- **Stored records**
╭──

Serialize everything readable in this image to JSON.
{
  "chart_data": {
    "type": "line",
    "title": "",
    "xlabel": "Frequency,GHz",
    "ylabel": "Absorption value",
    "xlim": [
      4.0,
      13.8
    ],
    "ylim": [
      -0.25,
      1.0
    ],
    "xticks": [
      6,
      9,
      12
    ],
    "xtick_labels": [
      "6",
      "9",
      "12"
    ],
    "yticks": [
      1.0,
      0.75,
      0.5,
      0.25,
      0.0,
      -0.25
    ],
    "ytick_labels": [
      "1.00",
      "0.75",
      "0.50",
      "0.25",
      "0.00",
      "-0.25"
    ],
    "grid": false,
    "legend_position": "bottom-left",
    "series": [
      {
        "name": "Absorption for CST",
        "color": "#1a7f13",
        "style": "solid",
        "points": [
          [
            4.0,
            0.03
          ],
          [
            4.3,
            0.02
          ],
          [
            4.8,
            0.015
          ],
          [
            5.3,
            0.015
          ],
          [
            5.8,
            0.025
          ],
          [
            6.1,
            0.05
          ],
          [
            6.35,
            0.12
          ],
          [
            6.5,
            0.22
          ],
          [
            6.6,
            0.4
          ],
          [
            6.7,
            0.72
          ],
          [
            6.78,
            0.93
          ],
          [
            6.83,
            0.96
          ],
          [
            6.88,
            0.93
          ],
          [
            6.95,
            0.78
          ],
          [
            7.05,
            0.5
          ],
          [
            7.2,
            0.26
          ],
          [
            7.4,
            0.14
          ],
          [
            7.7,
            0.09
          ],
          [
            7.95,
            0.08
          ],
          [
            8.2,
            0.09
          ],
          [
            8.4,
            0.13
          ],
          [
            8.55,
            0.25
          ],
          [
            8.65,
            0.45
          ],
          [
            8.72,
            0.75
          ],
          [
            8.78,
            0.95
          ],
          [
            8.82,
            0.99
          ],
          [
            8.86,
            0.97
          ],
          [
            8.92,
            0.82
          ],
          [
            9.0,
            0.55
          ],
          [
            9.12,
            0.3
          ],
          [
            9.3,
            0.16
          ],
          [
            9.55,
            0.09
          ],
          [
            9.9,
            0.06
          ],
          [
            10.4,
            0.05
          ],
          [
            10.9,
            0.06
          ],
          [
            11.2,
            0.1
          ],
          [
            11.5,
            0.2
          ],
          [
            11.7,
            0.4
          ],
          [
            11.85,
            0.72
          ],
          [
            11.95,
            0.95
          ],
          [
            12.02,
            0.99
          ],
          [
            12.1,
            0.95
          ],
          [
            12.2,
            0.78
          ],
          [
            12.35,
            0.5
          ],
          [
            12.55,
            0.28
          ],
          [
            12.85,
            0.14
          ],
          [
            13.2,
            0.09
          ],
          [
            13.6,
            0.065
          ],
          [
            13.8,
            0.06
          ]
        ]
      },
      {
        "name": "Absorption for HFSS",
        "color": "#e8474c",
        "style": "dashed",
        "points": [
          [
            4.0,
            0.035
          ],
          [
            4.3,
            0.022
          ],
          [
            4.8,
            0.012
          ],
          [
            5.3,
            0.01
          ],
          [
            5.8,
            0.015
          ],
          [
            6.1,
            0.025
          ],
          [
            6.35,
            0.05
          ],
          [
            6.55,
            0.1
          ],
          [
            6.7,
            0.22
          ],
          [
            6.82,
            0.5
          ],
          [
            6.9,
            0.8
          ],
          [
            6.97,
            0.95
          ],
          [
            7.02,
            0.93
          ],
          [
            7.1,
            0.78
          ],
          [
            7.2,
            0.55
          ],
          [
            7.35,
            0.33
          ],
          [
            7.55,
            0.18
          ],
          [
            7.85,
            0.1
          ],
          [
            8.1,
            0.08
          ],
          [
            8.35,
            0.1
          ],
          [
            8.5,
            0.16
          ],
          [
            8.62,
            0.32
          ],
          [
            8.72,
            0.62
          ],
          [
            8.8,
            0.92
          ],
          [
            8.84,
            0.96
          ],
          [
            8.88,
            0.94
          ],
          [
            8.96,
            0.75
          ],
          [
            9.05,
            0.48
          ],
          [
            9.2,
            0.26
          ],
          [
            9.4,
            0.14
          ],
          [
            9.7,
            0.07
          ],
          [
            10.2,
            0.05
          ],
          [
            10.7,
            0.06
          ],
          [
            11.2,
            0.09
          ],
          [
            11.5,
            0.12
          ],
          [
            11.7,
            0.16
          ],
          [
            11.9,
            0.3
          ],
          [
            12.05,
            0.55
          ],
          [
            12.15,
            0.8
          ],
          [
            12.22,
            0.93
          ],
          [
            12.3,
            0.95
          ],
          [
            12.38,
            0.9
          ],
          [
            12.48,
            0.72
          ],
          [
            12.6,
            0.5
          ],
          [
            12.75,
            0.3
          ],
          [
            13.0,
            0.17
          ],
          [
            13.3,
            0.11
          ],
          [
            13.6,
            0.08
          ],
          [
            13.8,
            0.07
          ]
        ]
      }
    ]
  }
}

╰──

- **TASK BRIEF**
The records above should be restated word for word, please.

- **OUTPUT FOR THIS TASK**
Serialize everything readable in this image to JSON.
{
  "chart_data": {
    "type": "line",
    "title": "",
    "xlabel": "Frequency,GHz",
    "ylabel": "Absorption value",
    "xlim": [
      4.0,
      13.8
    ],
    "ylim": [
      -0.25,
      1.0
    ],
    "xticks": [
      6,
      9,
      12
    ],
    "xtick_labels": [
      "6",
      "9",
      "12"
    ],
    "yticks": [
      1.0,
      0.75,
      0.5,
      0.25,
      0.0,
      -0.25
    ],
    "ytick_labels": [
      "1.00",
      "0.75",
      "0.50",
      "0.25",
      "0.00",
      "-0.25"
    ],
    "grid": false,
    "legend_position": "bottom-left",
    "series": [
      {
        "name": "Absorption for CST",
        "color": "#1a7f13",
        "style": "solid",
        "points": [
          [
            4.0,
            0.03
          ],
          [
            4.3,
            0.02
          ],
          [
            4.8,
            0.015
          ],
          [
            5.3,
            0.015
          ],
          [
            5.8,
            0.025
          ],
          [
            6.1,
            0.05
          ],
          [
            6.35,
            0.12
          ],
          [
            6.5,
            0.22
          ],
          [
            6.6,
            0.4
          ],
          [
            6.7,
            0.72
          ],
          [
            6.78,
            0.93
          ],
          [
            6.83,
            0.96
          ],
          [
            6.88,
            0.93
          ],
          [
            6.95,
            0.78
          ],
          [
            7.05,
            0.5
          ],
          [
            7.2,
            0.26
          ],
          [
            7.4,
            0.14
          ],
          [
            7.7,
            0.09
          ],
          [
            7.95,
            0.08
          ],
          [
            8.2,
            0.09
          ],
          [
            8.4,
            0.13
          ],
          [
            8.55,
            0.25
          ],
          [
            8.65,
            0.45
          ],
          [
            8.72,
            0.75
          ],
          [
            8.78,
            0.95
          ],
          [
            8.82,
            0.99
          ],
          [
            8.86,
            0.97
          ],
          [
            8.92,
            0.82
          ],
          [
            9.0,
            0.55
          ],
          [
            9.12,
            0.3
          ],
          [
            9.3,
            0.16
          ],
          [
            9.55,
            0.09
          ],
          [
            9.9,
            0.06
          ],
          [
            10.4,
            0.05
          ],
          [
            10.9,
            0.06
          ],
          [
            11.2,
            0.1
          ],
          [
            11.5,
            0.2
          ],
          [
            11.7,
            0.4
          ],
          [
            11.85,
            0.72
          ],
          [
            11.95,
            0.95
          ],
          [
            12.02,
            0.99
          ],
          [
            12.1,
            0.95
          ],
          [
            12.2,
            0.78
          ],
          [
            12.35,
            0.5
          ],
          [
            12.55,
            0.28
          ],
          [
            12.85,
            0.14
          ],
          [
            13.2,
            0.09
          ],
          [
            13.6,
            0.065
          ],
          [
            13.8,
            0.06
          ]
        ]
      },
      {
        "name": "Absorption for HFSS",
        "color": "#e8474c",
        "style": "dashed",
        "points": [
          [
            4.0,
            0.035
          ],
          [
            4.3,
            0.022
          ],
          [
            4.8,
            0.012
          ],
          [
            5.3,
            0.01
          ],
          [
            5.8,
            0.015
          ],
          [
            6.1,
            0.025
          ],
          [
            6.35,
            0.05
          ],
          [
            6.55,
            0.1
          ],
          [
            6.7,
            0.22
          ],
          [
            6.82,
            0.5
          ],
          [
            6.9,
            0.8
          ],
          [
            6.97,
            0.95
          ],
          [
            7.02,
            0.93
          ],
          [
            7.1,
            0.78
          ],
          [
            7.2,
            0.55
          ],
          [
            7.35,
            0.33
          ],
          [
            7.55,
            0.18
          ],
          [
            7.85,
            0.1
          ],
          [
            8.1,
            0.08
          ],
          [
            8.35,
            0.1
          ],
          [
            8.5,
            0.16
          ],
          [
            8.62,
            0.32
          ],
          [
            8.72,
            0.62
          ],
          [
            8.8,
            0.92
          ],
          [
            8.84,
            0.96
          ],
          [
            8.88,
            0.94
          ],
          [
            8.96,
            0.75
          ],
          [
            9.05,
            0.48
          ],
          [
            9.2,
            0.26
          ],
          [
            9.4,
            0.14
          ],
          [
            9.7,
            0.07
          ],
          [
            10.2,
            0.05
          ],
          [
            10.7,
            0.06
          ],
          [
            11.2,
            0.09
          ],
          [
            11.5,
            0.12
          ],
          [
            11.7,
            0.16
          ],
          [
            11.9,
            0.3
          ],
          [
            12.05,
            0.55
          ],
          [
            12.15,
            0.8
          ],
          [
            12.22,
            0.93
          ],
          [
            12.3,
            0.95
          ],
          [
            12.38,
            0.9
          ],
          [
            12.48,
            0.72
          ],
          [
            12.6,
            0.5
          ],
          [
            12.75,
            0.3
          ],
          [
            13.0,
            0.17
          ],
          [
            13.3,
            0.11
          ],
          [
            13.6,
            0.08
          ],
          [
            13.8,
            0.07
          ]
        ]
      }
    ]
  }
}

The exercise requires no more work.